What the task asks — Lines containing the word "value" are to be located and copied.

Information provided —
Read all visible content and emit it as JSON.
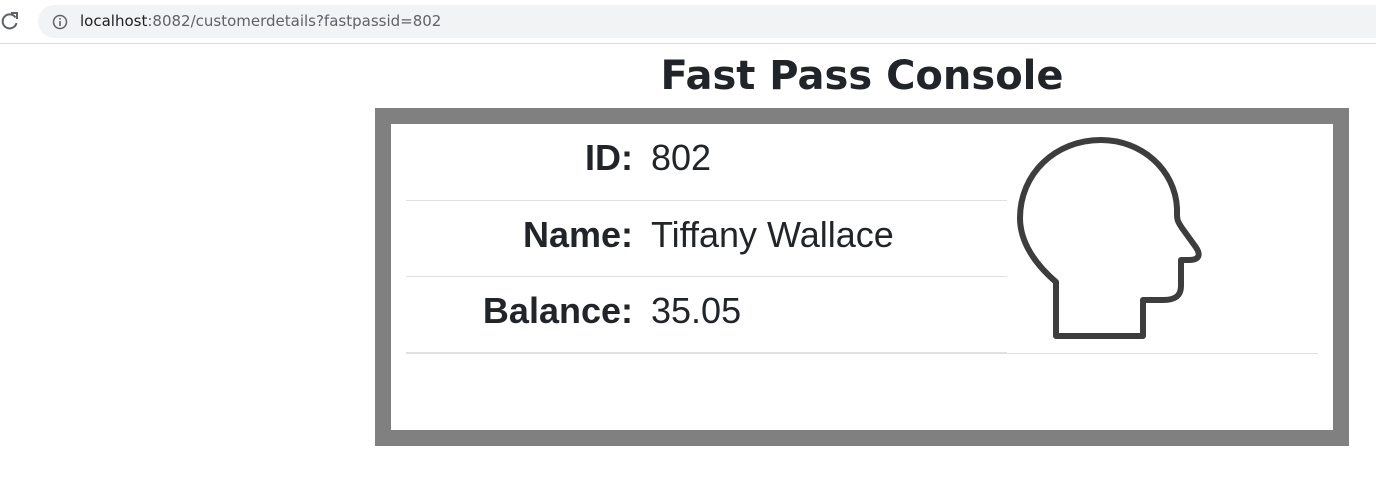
{
  "browser": {
    "url_host": "localhost",
    "url_rest": ":8082/customerdetails?fastpassid=802"
  },
  "page": {
    "title": "Fast Pass Console"
  },
  "customer": {
    "rows": [
      {
        "label": "ID:",
        "value": "802"
      },
      {
        "label": "Name:",
        "value": "Tiffany Wallace"
      },
      {
        "label": "Balance:",
        "value": "35.05"
      }
    ],
    "avatar_icon": "head-profile-icon"
  },
  "colors": {
    "frame": "#808080",
    "text": "#212529",
    "divider": "#dee2e6"
  }
}
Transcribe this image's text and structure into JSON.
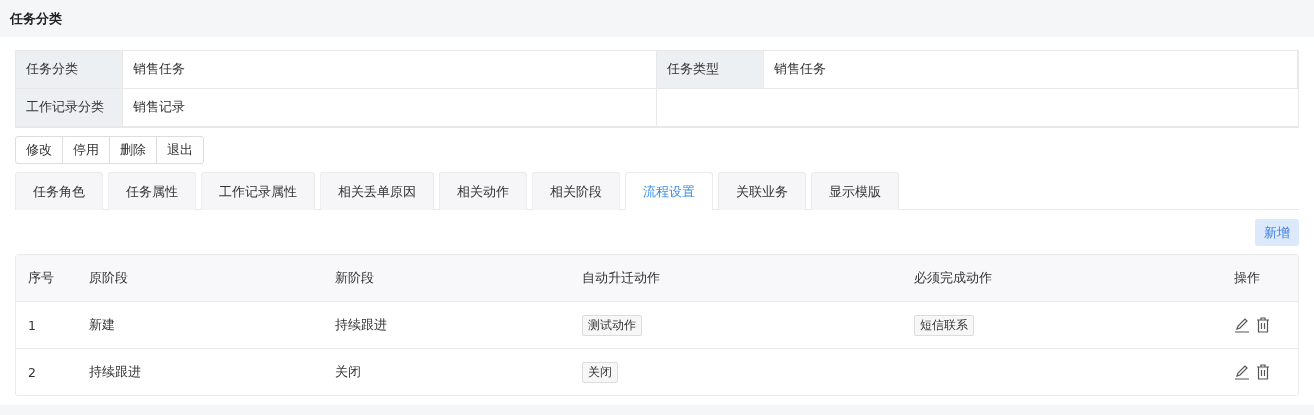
{
  "header": {
    "title": "任务分类"
  },
  "info": [
    {
      "label": "任务分类",
      "value": "销售任务"
    },
    {
      "label": "任务类型",
      "value": "销售任务"
    },
    {
      "label": "工作记录分类",
      "value": "销售记录"
    }
  ],
  "actions": [
    "修改",
    "停用",
    "删除",
    "退出"
  ],
  "tabs": [
    {
      "label": "任务角色",
      "selected": false
    },
    {
      "label": "任务属性",
      "selected": false
    },
    {
      "label": "工作记录属性",
      "selected": false
    },
    {
      "label": "相关丢单原因",
      "selected": false
    },
    {
      "label": "相关动作",
      "selected": false
    },
    {
      "label": "相关阶段",
      "selected": false
    },
    {
      "label": "流程设置",
      "selected": true
    },
    {
      "label": "关联业务",
      "selected": false
    },
    {
      "label": "显示模版",
      "selected": false
    }
  ],
  "add_button": "新增",
  "table": {
    "columns": [
      "序号",
      "原阶段",
      "新阶段",
      "自动升迁动作",
      "必须完成动作",
      "操作"
    ],
    "rows": [
      {
        "index": "1",
        "from": "新建",
        "to": "持续跟进",
        "auto_actions": [
          "测试动作"
        ],
        "required_actions": [
          "短信联系"
        ]
      },
      {
        "index": "2",
        "from": "持续跟进",
        "to": "关闭",
        "auto_actions": [
          "关闭"
        ],
        "required_actions": []
      }
    ]
  }
}
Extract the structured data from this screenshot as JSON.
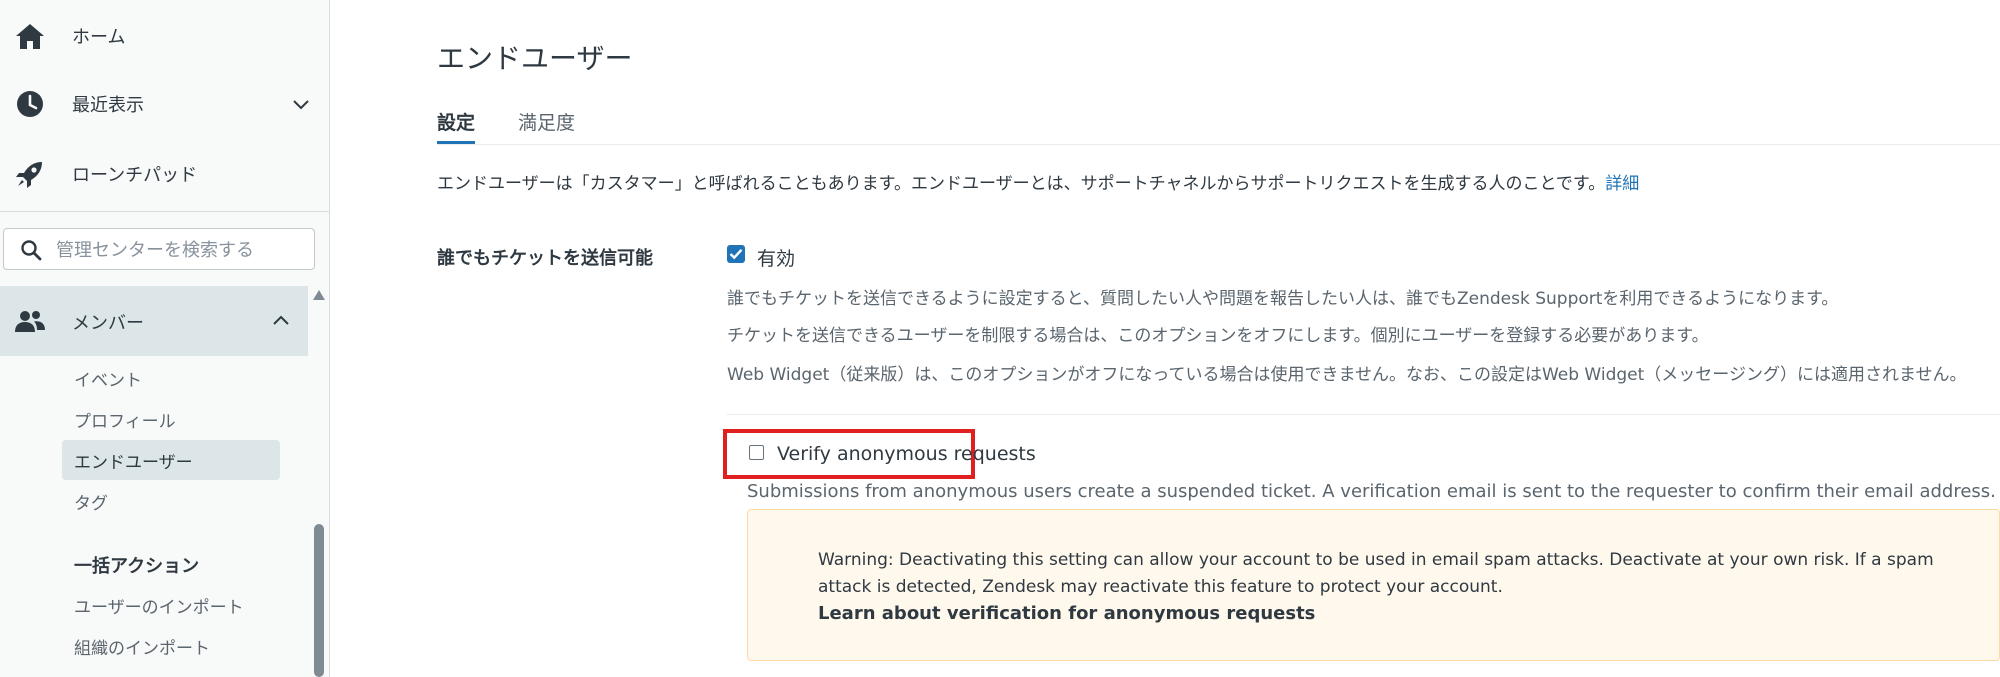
{
  "sidebar": {
    "home_label": "ホーム",
    "recent_label": "最近表示",
    "launchpad_label": "ローンチパッド",
    "search_placeholder": "管理センターを検索する",
    "members_label": "メンバー",
    "sub_items": [
      "イベント",
      "プロフィール",
      "エンドユーザー",
      "タグ"
    ],
    "bulk_actions_title": "一括アクション",
    "bulk_items": [
      "ユーザーのインポート",
      "組織のインポート"
    ],
    "active_item": "エンドユーザー"
  },
  "main": {
    "title": "エンドユーザー",
    "tabs": [
      {
        "label": "設定",
        "active": true
      },
      {
        "label": "満足度",
        "active": false
      }
    ],
    "intro_text": "エンドユーザーは「カスタマー」と呼ばれることもあります。エンドユーザーとは、サポートチャネルからサポートリクエストを生成する人のことです。",
    "intro_link": "詳細",
    "setting_label": "誰でもチケットを送信可能",
    "enabled_checkbox": {
      "label": "有効",
      "checked": true
    },
    "descriptions": [
      "誰でもチケットを送信できるように設定すると、質問したい人や問題を報告したい人は、誰でもZendesk Supportを利用できるようになります。",
      "チケットを送信できるユーザーを制限する場合は、このオプションをオフにします。個別にユーザーを登録する必要があります。",
      "Web Widget（従来版）は、このオプションがオフになっている場合は使用できません。なお、この設定はWeb Widget（メッセージング）には適用されません。"
    ],
    "verify_checkbox": {
      "label": "Verify anonymous requests",
      "checked": false
    },
    "verify_description": "Submissions from anonymous users create a suspended ticket. A verification email is sent to the requester to confirm their email address.",
    "warning": {
      "text": "Warning: Deactivating this setting can allow your account to be used in email spam attacks. Deactivate at your own risk. If a spam attack is detected, Zendesk may reactivate this feature to protect your account.",
      "link": "Learn about verification for anonymous requests"
    }
  },
  "colors": {
    "accent": "#1f73b7",
    "highlight_border": "#e02020",
    "warning_bg": "#fff8ed",
    "sidebar_active": "#dce6e8"
  }
}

Full output —
        "value": "802"
        "value": "Tiffany Wallace"
        "value": "35.05"
      "value": "销售任务"
      "value": "销售任务"
      "value": "销售记录"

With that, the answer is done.